§ What you are asked to do
Write out the full listing exactly as given, minus the images.

§ Exercise material
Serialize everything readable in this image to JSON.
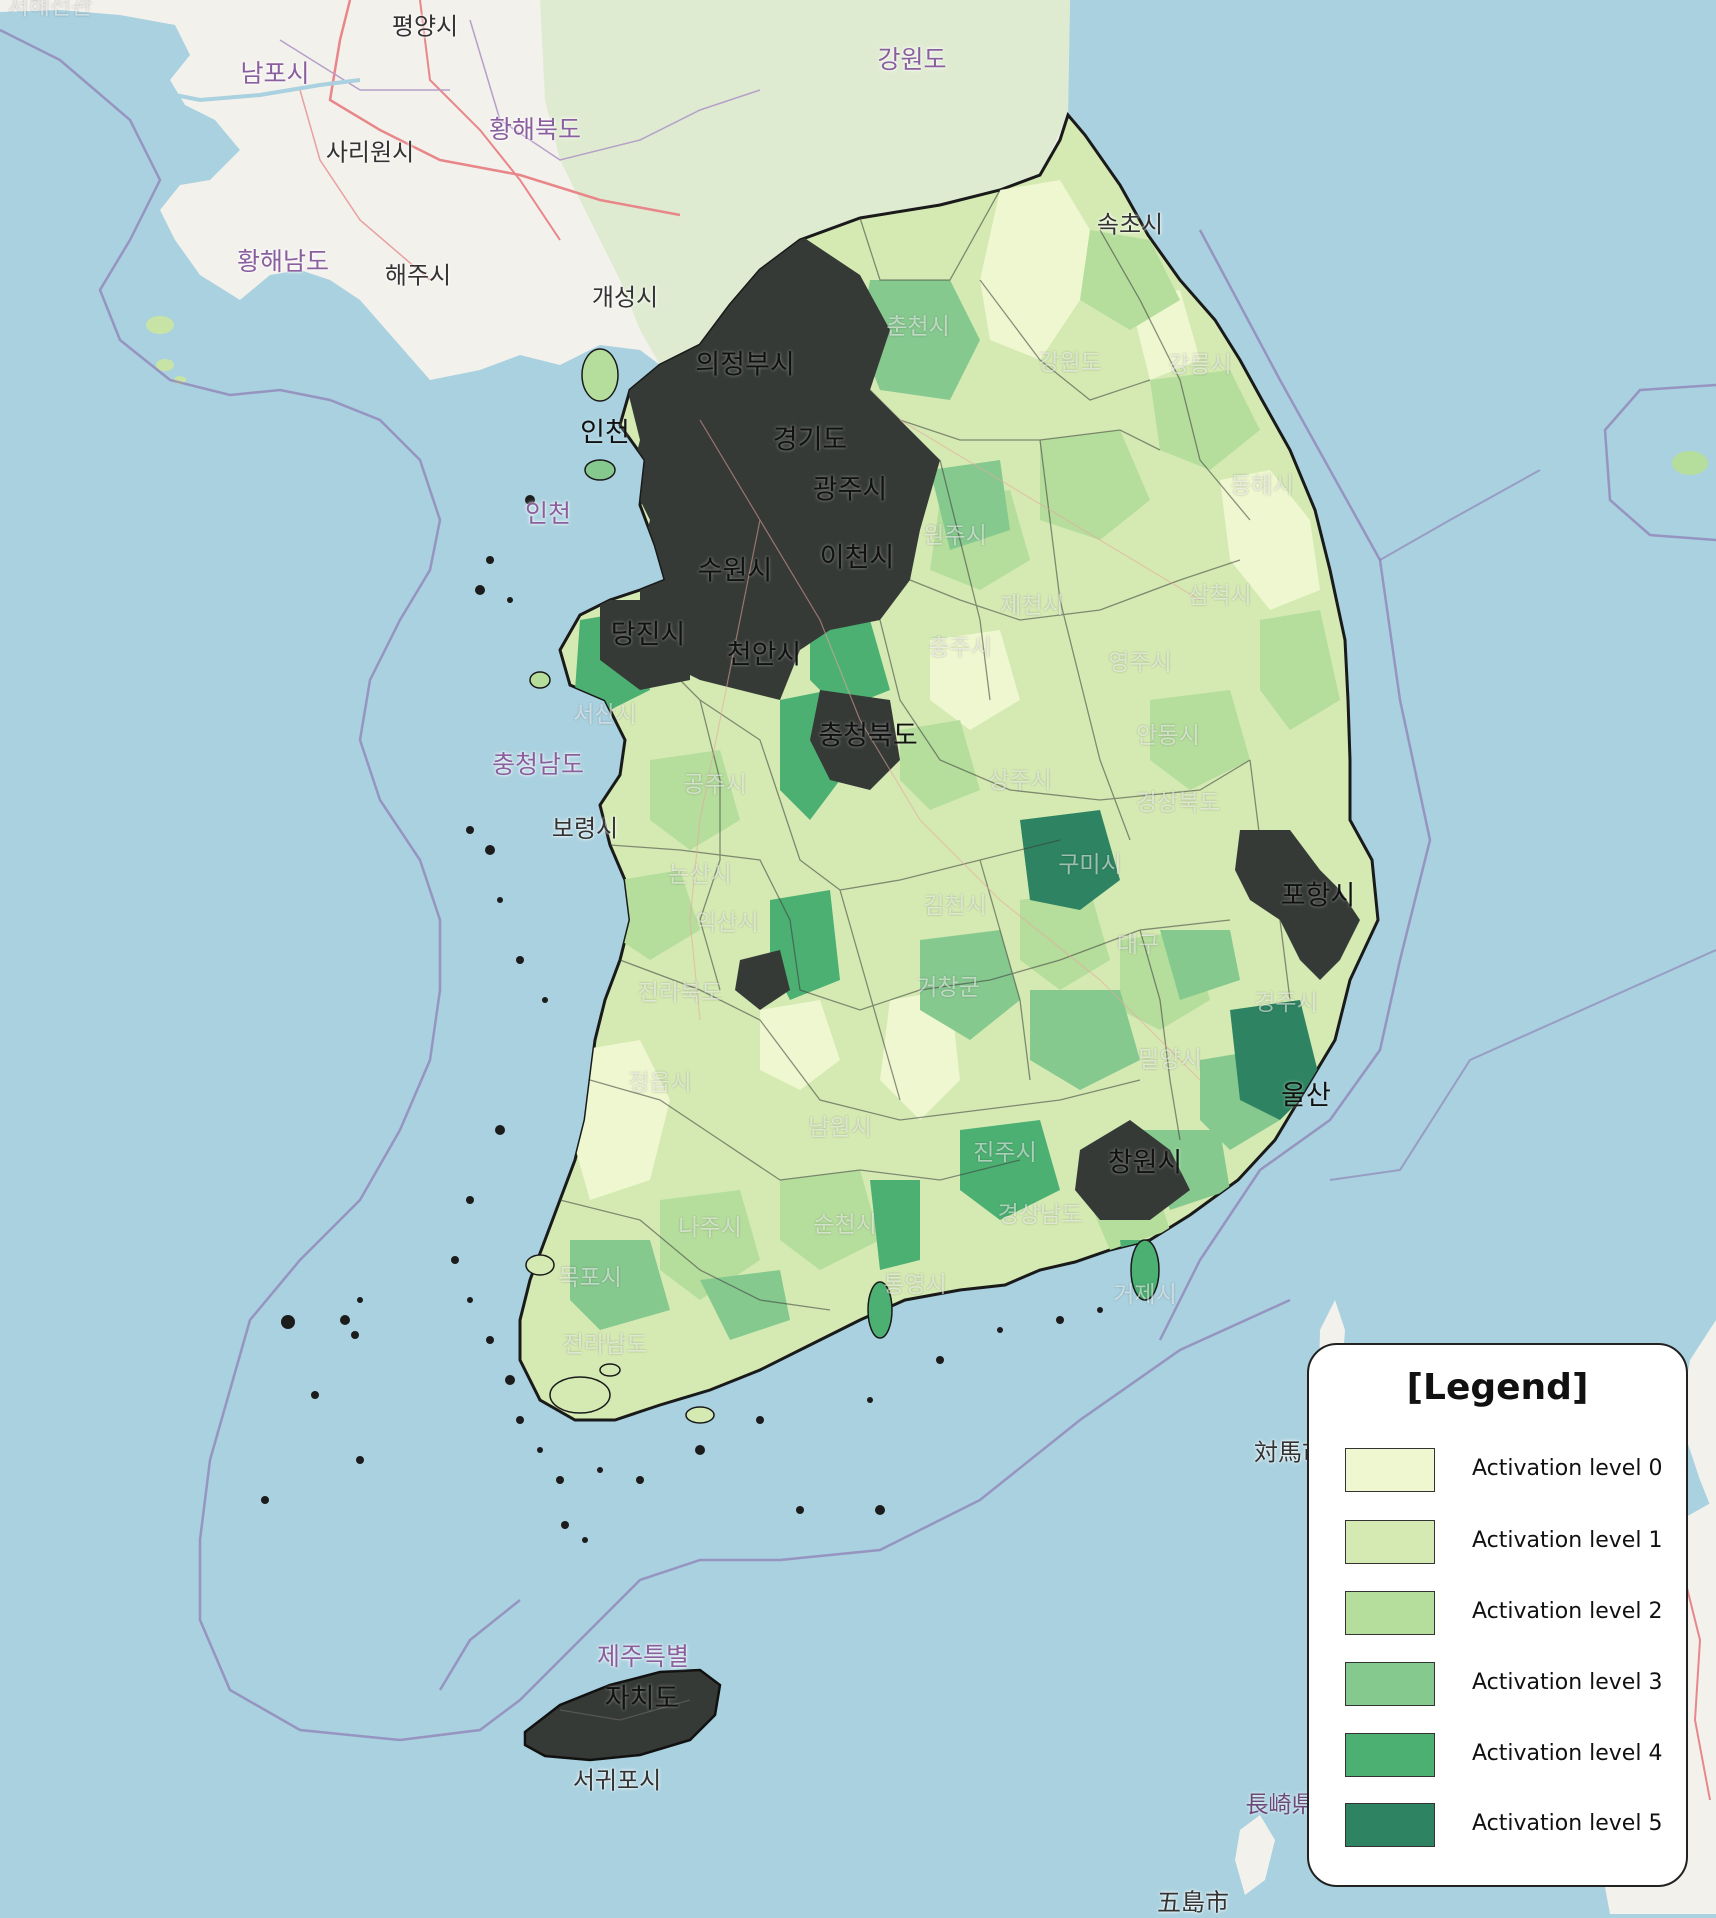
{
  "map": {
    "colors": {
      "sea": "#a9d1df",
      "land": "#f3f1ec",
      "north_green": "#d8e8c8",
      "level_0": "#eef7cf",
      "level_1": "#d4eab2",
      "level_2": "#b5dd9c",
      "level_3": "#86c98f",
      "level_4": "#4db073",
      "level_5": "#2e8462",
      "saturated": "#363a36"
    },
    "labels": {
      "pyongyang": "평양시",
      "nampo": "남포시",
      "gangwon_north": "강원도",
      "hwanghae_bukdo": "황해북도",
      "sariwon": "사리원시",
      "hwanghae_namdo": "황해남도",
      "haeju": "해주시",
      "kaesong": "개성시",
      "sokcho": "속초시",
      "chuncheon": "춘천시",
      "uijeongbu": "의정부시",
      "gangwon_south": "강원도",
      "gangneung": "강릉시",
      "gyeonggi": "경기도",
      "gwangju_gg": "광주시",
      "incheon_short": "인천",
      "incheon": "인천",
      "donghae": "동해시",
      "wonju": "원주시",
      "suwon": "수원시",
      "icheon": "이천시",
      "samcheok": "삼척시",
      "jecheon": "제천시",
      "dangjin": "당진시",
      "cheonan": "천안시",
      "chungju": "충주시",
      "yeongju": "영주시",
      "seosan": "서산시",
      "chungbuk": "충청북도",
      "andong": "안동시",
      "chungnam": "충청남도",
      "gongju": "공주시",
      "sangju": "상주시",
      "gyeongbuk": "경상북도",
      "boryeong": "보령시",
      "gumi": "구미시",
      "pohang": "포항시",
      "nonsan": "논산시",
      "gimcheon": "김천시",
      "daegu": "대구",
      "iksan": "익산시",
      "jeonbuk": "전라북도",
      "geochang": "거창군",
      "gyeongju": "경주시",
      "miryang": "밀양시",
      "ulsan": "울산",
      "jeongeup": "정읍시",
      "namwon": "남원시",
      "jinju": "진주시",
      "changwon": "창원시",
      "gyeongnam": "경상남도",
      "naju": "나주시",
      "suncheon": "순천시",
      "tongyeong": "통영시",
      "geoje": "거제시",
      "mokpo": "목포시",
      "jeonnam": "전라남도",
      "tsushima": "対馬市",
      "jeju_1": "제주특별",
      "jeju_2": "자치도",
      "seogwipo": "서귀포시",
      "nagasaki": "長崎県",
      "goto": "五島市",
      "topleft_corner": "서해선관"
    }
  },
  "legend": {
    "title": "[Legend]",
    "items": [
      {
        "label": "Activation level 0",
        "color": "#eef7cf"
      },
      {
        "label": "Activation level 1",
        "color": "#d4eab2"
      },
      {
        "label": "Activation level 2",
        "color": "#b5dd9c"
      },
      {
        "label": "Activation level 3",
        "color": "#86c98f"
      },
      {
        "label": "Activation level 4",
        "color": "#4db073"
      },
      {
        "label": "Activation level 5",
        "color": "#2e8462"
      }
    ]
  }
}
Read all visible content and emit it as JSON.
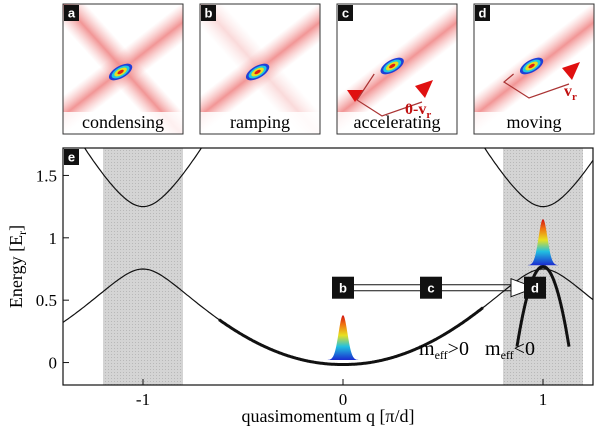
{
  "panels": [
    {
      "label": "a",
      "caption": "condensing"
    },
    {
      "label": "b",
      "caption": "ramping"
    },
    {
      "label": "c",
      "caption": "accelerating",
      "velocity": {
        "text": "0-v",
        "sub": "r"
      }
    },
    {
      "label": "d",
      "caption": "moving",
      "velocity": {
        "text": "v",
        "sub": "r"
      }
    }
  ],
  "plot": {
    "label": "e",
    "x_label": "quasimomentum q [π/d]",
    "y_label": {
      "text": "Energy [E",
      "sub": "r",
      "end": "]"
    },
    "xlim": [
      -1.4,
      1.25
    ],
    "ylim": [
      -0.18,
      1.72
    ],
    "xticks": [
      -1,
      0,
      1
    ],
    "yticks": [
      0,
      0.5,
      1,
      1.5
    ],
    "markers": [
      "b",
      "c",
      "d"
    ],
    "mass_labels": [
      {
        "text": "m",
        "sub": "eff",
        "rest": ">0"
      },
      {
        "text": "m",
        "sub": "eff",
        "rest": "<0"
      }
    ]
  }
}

§ The reply
Serialize everything readable in this image to JSON.
{
  "map": {
    "colors": {
      "sea": "#a9d1df",
      "land": "#f3f1ec",
      "north_green": "#d8e8c8",
      "level_0": "#eef7cf",
      "level_1": "#d4eab2",
      "level_2": "#b5dd9c",
      "level_3": "#86c98f",
      "level_4": "#4db073",
      "level_5": "#2e8462",
      "saturated": "#363a36"
    },
    "labels": {
      "pyongyang": "평양시",
      "nampo": "남포시",
      "gangwon_north": "강원도",
      "hwanghae_bukdo": "황해북도",
      "sariwon": "사리원시",
      "hwanghae_namdo": "황해남도",
      "haeju": "해주시",
      "kaesong": "개성시",
      "sokcho": "속초시",
      "chuncheon": "춘천시",
      "uijeongbu": "의정부시",
      "gangwon_south": "강원도",
      "gangneung": "강릉시",
      "gyeonggi": "경기도",
      "gwangju_gg": "광주시",
      "incheon_short": "인천",
      "incheon": "인천",
      "donghae": "동해시",
      "wonju": "원주시",
      "suwon": "수원시",
      "icheon": "이천시",
      "samcheok": "삼척시",
      "jecheon": "제천시",
      "dangjin": "당진시",
      "cheonan": "천안시",
      "chungju": "충주시",
      "yeongju": "영주시",
      "seosan": "서산시",
      "chungbuk": "충청북도",
      "andong": "안동시",
      "chungnam": "충청남도",
      "gongju": "공주시",
      "sangju": "상주시",
      "gyeongbuk": "경상북도",
      "boryeong": "보령시",
      "gumi": "구미시",
      "pohang": "포항시",
      "nonsan": "논산시",
      "gimcheon": "김천시",
      "daegu": "대구",
      "iksan": "익산시",
      "jeonbuk": "전라북도",
      "geochang": "거창군",
      "gyeongju": "경주시",
      "miryang": "밀양시",
      "ulsan": "울산",
      "jeongeup": "정읍시",
      "namwon": "남원시",
      "jinju": "진주시",
      "changwon": "창원시",
      "gyeongnam": "경상남도",
      "naju": "나주시",
      "suncheon": "순천시",
      "tongyeong": "통영시",
      "geoje": "거제시",
      "mokpo": "목포시",
      "jeonnam": "전라남도",
      "tsushima": "対馬市",
      "jeju_1": "제주특별",
      "jeju_2": "자치도",
      "seogwipo": "서귀포시",
      "nagasaki": "長崎県",
      "goto": "五島市",
      "topleft_corner": "서해선관"
    }
  },
  "legend": {
    "title": "[Legend]",
    "items": [
      {
        "label": "Activation level 0",
        "color": "#eef7cf"
      },
      {
        "label": "Activation level 1",
        "color": "#d4eab2"
      },
      {
        "label": "Activation level 2",
        "color": "#b5dd9c"
      },
      {
        "label": "Activation level 3",
        "color": "#86c98f"
      },
      {
        "label": "Activation level 4",
        "color": "#4db073"
      },
      {
        "label": "Activation level 5",
        "color": "#2e8462"
      }
    ]
  }
}
Read all visible content and emit it as JSON.
{
  "panels": [
    {
      "label": "a",
      "caption": "condensing"
    },
    {
      "label": "b",
      "caption": "ramping"
    },
    {
      "label": "c",
      "caption": "accelerating",
      "velocity": {
        "text": "0-v",
        "sub": "r"
      }
    },
    {
      "label": "d",
      "caption": "moving",
      "velocity": {
        "text": "v",
        "sub": "r"
      }
    }
  ],
  "plot": {
    "label": "e",
    "x_label": "quasimomentum q [π/d]",
    "y_label": {
      "text": "Energy [E",
      "sub": "r",
      "end": "]"
    },
    "xlim": [
      -1.4,
      1.25
    ],
    "ylim": [
      -0.18,
      1.72
    ],
    "xticks": [
      -1,
      0,
      1
    ],
    "yticks": [
      0,
      0.5,
      1,
      1.5
    ],
    "markers": [
      "b",
      "c",
      "d"
    ],
    "mass_labels": [
      {
        "text": "m",
        "sub": "eff",
        "rest": ">0"
      },
      {
        "text": "m",
        "sub": "eff",
        "rest": "<0"
      }
    ]
  }
}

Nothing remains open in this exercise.